Stated task
Extract each line bearing the word "nhập".

'''

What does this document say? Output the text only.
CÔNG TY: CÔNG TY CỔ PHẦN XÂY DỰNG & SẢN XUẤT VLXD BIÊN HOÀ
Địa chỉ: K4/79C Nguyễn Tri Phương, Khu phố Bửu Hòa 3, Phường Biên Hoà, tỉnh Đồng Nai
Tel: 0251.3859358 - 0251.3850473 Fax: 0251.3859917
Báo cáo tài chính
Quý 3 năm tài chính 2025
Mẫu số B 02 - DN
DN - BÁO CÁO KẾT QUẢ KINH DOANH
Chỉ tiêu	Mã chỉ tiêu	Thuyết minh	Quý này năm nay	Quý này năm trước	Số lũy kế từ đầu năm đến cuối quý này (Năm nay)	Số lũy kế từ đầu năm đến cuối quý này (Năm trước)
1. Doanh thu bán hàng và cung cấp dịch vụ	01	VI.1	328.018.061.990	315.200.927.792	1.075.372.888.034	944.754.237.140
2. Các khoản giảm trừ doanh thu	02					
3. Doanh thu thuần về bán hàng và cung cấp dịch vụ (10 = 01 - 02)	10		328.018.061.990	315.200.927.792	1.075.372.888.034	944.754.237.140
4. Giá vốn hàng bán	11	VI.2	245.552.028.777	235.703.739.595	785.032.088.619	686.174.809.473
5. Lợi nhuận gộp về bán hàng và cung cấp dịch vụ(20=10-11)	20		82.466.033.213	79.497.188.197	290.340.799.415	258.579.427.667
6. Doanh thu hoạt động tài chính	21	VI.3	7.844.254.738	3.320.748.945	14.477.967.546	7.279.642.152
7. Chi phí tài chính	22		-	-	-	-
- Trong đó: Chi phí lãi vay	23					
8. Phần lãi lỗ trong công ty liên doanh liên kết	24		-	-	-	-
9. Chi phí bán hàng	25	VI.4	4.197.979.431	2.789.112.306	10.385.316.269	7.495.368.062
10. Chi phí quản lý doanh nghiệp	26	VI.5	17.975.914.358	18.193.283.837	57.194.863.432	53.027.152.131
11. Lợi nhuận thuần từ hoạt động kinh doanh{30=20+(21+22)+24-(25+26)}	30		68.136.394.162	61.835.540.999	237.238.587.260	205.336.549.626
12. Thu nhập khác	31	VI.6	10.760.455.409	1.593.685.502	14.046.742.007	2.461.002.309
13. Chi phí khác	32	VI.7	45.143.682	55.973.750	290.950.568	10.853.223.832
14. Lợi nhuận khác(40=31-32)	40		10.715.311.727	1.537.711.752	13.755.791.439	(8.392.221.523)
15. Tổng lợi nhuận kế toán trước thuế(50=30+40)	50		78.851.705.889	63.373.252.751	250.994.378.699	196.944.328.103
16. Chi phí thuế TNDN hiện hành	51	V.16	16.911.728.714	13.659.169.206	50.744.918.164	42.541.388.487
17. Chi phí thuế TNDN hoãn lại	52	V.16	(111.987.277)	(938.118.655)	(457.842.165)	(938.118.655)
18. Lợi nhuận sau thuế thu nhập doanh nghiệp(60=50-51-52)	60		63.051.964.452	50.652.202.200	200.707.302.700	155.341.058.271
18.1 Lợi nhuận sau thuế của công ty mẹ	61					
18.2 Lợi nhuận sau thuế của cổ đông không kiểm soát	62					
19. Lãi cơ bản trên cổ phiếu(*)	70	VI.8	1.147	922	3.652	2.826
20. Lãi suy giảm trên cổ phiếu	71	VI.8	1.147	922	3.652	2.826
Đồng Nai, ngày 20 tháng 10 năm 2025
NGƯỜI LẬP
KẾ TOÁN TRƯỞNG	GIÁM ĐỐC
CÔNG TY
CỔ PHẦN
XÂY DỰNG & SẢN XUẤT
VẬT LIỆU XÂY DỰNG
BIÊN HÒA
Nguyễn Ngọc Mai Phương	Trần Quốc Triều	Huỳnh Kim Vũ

'''

Output below
12. Thu nhập khác	31	VI.6	10.760.455.409	1.593.685.502	14.046.742.007	2.461.002.309
18. Lợi nhuận sau thuế thu nhập doanh nghiệp(60=50-51-52)	60		63.051.964.452	50.652.202.200	200.707.302.700	155.341.058.271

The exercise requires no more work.